* YOUR GOAL *
Each line from the one that contains "Enumerate this screenshot's" to the end of the material must be set down exactly, and no line before it.

════════════════

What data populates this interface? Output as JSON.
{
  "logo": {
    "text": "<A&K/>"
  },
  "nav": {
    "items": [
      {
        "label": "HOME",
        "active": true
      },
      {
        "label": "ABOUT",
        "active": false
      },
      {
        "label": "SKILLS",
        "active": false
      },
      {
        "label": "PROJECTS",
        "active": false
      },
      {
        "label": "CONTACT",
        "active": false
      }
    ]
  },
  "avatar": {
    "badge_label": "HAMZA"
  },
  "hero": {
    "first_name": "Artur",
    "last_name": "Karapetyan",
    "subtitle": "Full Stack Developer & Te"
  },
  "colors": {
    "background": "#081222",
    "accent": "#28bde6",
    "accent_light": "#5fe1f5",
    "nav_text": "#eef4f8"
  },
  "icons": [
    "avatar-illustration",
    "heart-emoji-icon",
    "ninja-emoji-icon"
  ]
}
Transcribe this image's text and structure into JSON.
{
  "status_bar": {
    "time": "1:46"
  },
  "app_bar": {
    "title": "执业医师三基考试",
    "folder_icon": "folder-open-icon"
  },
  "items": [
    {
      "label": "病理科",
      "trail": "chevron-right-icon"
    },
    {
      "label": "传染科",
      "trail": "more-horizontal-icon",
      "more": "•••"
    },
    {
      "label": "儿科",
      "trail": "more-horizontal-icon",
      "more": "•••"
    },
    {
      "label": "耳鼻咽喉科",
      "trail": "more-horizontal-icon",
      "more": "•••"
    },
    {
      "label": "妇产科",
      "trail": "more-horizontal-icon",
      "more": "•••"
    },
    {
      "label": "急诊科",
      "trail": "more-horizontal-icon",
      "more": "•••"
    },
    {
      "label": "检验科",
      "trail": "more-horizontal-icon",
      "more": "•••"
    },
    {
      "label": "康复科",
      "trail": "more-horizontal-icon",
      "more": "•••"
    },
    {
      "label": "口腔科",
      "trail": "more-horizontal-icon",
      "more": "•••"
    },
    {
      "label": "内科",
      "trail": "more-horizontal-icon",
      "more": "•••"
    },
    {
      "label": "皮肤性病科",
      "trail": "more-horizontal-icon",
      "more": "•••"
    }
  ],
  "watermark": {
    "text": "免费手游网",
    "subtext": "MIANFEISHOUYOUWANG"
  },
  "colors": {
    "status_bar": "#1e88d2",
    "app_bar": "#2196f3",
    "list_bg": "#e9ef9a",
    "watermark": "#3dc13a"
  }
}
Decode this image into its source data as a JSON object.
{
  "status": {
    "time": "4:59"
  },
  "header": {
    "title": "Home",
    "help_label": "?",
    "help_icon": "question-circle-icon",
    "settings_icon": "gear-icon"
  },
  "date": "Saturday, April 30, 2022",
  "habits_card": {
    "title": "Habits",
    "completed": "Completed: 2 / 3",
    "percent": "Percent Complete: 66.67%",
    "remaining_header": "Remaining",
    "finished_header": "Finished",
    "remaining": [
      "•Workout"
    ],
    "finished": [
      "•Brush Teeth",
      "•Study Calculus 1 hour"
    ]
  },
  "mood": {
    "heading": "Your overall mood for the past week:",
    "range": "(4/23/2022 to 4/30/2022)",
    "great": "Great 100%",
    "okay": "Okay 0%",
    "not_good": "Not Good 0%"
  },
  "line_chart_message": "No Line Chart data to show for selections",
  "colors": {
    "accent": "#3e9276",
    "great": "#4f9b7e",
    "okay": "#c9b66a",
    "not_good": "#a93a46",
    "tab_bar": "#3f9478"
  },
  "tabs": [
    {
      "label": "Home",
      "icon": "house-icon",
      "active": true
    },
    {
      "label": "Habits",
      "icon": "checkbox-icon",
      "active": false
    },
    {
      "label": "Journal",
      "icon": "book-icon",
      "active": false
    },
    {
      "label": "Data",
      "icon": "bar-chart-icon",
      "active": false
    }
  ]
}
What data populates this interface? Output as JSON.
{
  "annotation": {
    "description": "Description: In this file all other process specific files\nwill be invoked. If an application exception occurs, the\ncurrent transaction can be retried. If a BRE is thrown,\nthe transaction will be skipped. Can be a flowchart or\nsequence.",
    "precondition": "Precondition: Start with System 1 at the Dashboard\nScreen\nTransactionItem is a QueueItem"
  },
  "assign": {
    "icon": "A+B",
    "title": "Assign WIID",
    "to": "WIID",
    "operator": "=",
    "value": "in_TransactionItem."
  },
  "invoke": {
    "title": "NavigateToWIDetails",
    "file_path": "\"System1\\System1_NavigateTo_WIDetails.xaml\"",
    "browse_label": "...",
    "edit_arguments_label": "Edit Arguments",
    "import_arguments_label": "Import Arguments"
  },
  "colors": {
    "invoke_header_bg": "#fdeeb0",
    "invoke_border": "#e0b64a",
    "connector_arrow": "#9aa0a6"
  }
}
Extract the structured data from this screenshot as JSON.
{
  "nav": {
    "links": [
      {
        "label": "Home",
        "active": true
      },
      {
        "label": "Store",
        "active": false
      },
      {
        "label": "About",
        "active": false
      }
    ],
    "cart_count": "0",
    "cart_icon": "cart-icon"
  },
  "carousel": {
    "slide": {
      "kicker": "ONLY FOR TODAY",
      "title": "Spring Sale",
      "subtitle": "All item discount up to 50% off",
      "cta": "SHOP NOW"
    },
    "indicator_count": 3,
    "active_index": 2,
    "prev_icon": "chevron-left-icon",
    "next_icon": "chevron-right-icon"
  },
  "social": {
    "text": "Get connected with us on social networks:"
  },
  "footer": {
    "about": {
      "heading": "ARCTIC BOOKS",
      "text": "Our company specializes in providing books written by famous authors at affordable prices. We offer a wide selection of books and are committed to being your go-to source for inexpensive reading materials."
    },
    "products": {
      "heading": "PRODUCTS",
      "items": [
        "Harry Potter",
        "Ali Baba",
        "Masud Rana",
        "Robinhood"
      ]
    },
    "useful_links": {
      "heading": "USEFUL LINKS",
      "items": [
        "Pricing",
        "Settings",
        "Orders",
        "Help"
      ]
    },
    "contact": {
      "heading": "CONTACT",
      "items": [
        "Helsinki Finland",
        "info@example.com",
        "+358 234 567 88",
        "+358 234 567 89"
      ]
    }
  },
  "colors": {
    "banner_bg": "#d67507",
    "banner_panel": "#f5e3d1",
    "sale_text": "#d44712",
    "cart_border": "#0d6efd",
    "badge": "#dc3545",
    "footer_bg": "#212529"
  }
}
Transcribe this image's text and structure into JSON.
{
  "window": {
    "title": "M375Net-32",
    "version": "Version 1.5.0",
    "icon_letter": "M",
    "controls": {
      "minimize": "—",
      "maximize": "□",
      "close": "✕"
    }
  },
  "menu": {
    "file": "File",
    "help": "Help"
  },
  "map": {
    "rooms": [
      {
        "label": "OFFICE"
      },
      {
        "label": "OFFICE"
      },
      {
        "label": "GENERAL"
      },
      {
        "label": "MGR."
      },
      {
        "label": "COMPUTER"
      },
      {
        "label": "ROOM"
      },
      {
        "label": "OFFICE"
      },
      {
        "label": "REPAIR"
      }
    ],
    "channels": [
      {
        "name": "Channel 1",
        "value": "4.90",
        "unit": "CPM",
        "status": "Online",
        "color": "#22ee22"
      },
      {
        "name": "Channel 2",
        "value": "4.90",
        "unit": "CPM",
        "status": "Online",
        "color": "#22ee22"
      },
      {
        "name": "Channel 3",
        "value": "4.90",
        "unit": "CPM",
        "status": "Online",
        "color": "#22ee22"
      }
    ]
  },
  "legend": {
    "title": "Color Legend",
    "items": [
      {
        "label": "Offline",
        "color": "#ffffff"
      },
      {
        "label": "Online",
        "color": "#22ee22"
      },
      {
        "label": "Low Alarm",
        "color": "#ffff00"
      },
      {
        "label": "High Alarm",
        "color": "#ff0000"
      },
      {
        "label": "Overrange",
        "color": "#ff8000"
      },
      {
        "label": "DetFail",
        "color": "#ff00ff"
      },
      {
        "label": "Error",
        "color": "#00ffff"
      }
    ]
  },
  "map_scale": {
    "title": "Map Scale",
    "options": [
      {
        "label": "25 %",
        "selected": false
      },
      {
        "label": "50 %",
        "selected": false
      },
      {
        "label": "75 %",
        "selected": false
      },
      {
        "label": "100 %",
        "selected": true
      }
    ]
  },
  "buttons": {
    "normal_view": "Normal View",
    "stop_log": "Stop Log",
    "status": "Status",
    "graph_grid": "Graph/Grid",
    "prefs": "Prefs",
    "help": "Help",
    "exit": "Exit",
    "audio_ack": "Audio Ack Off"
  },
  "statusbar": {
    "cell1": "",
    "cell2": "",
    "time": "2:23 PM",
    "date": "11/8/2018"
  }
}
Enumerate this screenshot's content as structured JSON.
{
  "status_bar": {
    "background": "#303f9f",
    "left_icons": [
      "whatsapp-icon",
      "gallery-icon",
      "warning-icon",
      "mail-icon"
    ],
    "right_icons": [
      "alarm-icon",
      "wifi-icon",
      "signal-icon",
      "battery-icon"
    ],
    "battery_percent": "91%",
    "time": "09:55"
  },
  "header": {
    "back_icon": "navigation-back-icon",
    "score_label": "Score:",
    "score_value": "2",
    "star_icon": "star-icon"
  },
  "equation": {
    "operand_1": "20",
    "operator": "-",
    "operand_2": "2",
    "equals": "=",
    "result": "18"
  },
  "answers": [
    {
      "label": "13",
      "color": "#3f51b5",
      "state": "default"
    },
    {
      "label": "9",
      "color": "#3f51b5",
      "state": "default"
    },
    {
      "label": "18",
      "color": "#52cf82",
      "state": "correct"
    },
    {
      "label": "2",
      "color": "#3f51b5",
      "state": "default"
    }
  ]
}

════════════════

* OUTPUT OF THE EXERCISE *
Enumerate this screenshot's content as structured JSON.
{
  "status_bar": {
    "background": "#303f9f",
    "left_icons": [
      "whatsapp-icon",
      "gallery-icon",
      "warning-icon",
      "mail-icon"
    ],
    "right_icons": [
      "alarm-icon",
      "wifi-icon",
      "signal-icon",
      "battery-icon"
    ],
    "battery_percent": "91%",
    "time": "09:55"
  },
  "header": {
    "back_icon": "navigation-back-icon",
    "score_label": "Score:",
    "score_value": "2",
    "star_icon": "star-icon"
  },
  "equation": {
    "operand_1": "20",
    "operator": "-",
    "operand_2": "2",
    "equals": "=",
    "result": "18"
  },
  "answers": [
    {
      "label": "13",
      "color": "#3f51b5",
      "state": "default"
    },
    {
      "label": "9",
      "color": "#3f51b5",
      "state": "default"
    },
    {
      "label": "18",
      "color": "#52cf82",
      "state": "correct"
    },
    {
      "label": "2",
      "color": "#3f51b5",
      "state": "default"
    }
  ]
}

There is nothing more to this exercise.